What to work on:
Search the material for the word "watermark" and report each line where it turns up.

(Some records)
——————————
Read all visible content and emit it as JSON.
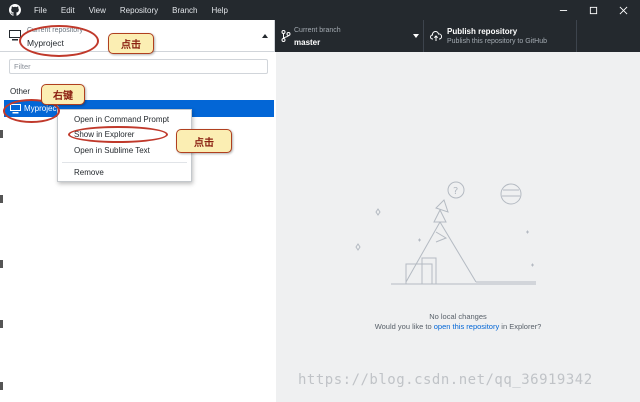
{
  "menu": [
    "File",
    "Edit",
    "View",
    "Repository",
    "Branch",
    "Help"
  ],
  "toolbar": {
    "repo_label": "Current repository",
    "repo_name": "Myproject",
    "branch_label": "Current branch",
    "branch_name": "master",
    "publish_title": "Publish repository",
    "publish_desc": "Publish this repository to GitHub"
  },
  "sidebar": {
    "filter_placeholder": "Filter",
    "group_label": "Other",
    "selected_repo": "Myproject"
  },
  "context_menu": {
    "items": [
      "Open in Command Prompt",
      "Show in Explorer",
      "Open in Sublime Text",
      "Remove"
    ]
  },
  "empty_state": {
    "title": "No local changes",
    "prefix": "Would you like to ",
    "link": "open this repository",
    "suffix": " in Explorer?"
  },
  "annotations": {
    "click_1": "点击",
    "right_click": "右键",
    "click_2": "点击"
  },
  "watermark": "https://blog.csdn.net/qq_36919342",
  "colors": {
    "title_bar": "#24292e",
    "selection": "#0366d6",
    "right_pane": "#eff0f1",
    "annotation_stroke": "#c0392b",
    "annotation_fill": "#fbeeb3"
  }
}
——————————
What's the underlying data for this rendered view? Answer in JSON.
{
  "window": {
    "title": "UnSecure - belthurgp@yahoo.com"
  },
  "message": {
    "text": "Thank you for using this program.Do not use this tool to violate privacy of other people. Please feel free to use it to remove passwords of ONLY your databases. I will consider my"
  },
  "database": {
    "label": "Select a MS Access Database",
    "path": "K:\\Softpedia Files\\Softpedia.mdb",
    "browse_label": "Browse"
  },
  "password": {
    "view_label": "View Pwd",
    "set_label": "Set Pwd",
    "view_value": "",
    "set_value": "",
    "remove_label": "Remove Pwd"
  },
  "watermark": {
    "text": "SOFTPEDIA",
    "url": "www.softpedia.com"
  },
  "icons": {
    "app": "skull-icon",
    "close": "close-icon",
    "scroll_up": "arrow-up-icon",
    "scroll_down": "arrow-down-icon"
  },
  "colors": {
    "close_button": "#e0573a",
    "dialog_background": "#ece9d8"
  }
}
——————————
Output for this task:
  "watermark": "https://blog.csdn.net/qq_36919342",
  "watermark": {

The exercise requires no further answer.